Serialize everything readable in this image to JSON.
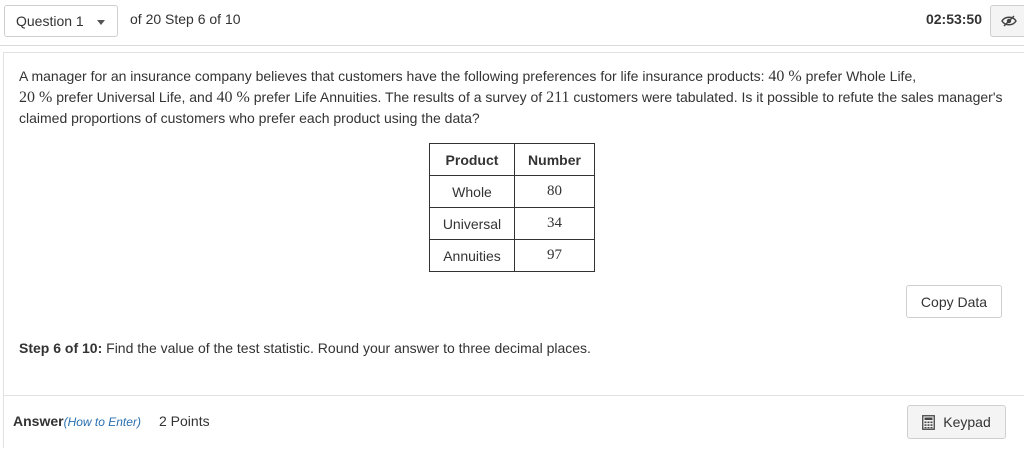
{
  "header": {
    "question_select": "Question 1",
    "progress": "of 20 Step 6 of 10",
    "timer": "02:53:50",
    "eye_icon": "eye-slash-icon"
  },
  "problem": {
    "text_1": "A manager for an insurance company believes that customers have the following preferences for life insurance products: ",
    "pct_whole": "40 %",
    "text_2": " prefer Whole Life,",
    "pct_universal": "20 %",
    "text_3": " prefer Universal Life, and ",
    "pct_annuities": "40 %",
    "text_4": " prefer Life Annuities. The results of a survey of ",
    "survey_count": "211",
    "text_5": " customers were tabulated. Is it possible to refute the sales manager's claimed proportions of customers who prefer each product using the data?"
  },
  "table": {
    "headers": [
      "Product",
      "Number"
    ],
    "rows": [
      [
        "Whole",
        "80"
      ],
      [
        "Universal",
        "34"
      ],
      [
        "Annuities",
        "97"
      ]
    ]
  },
  "copy_button": "Copy Data",
  "step": {
    "label": "Step 6 of 10:",
    "instruction": " Find the value of the test statistic. Round your answer to three decimal places."
  },
  "answer": {
    "label": "Answer",
    "how_to_enter": "(How to Enter)",
    "points": "2 Points",
    "keypad_label": "Keypad",
    "keypad_icon": "calculator-icon"
  }
}
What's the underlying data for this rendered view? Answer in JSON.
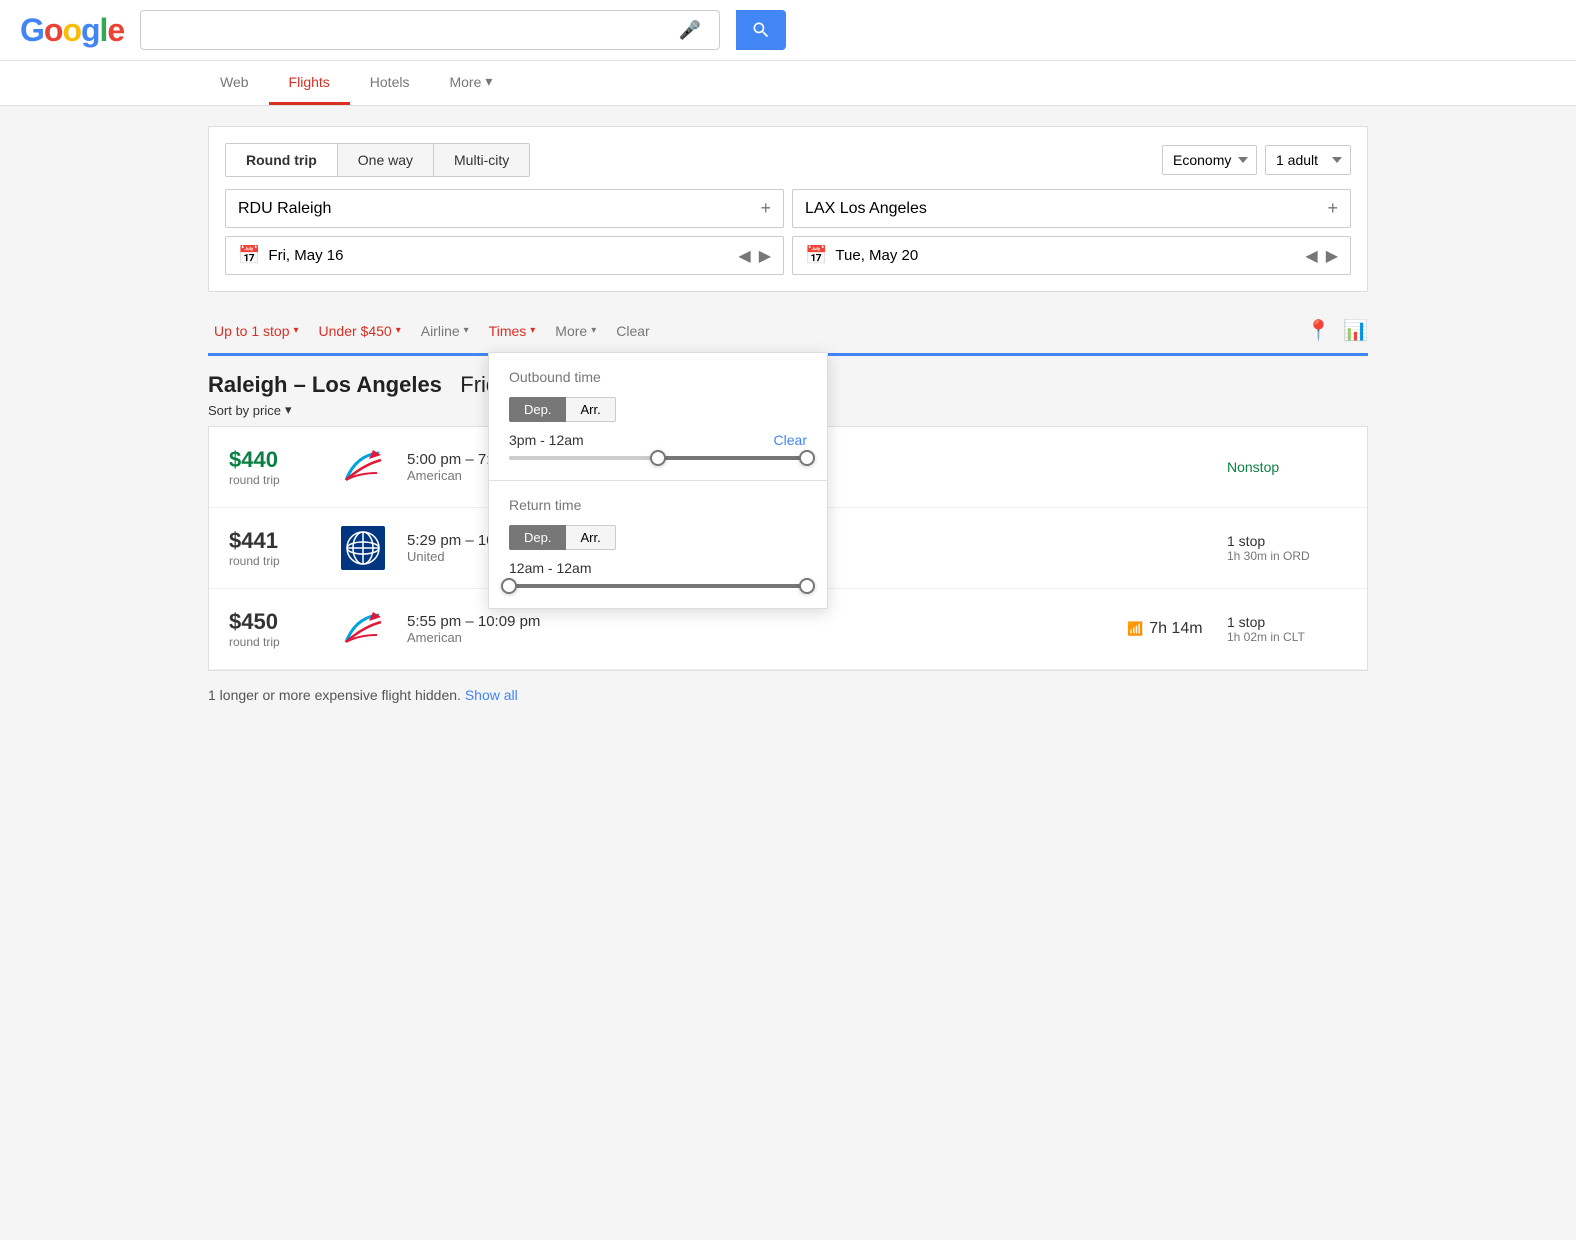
★ ★ ★
Transcribe each entry above exactly, apart from the pictures.

Serialize everything readable in this image to JSON.
{
  "header": {
    "question_select": "Question 1",
    "progress": "of 20 Step 6 of 10",
    "timer": "02:53:50",
    "eye_icon": "eye-slash-icon"
  },
  "problem": {
    "text_1": "A manager for an insurance company believes that customers have the following preferences for life insurance products: ",
    "pct_whole": "40 %",
    "text_2": " prefer Whole Life,",
    "pct_universal": "20 %",
    "text_3": " prefer Universal Life, and ",
    "pct_annuities": "40 %",
    "text_4": " prefer Life Annuities. The results of a survey of ",
    "survey_count": "211",
    "text_5": " customers were tabulated. Is it possible to refute the sales manager's claimed proportions of customers who prefer each product using the data?"
  },
  "table": {
    "headers": [
      "Product",
      "Number"
    ],
    "rows": [
      [
        "Whole",
        "80"
      ],
      [
        "Universal",
        "34"
      ],
      [
        "Annuities",
        "97"
      ]
    ]
  },
  "copy_button": "Copy Data",
  "step": {
    "label": "Step 6 of 10:",
    "instruction": " Find the value of the test statistic. Round your answer to three decimal places."
  },
  "answer": {
    "label": "Answer",
    "how_to_enter": "(How to Enter)",
    "points": "2 Points",
    "keypad_label": "Keypad",
    "keypad_icon": "calculator-icon"
  }
}
What's the underlying data for this rendered view? Answer in JSON.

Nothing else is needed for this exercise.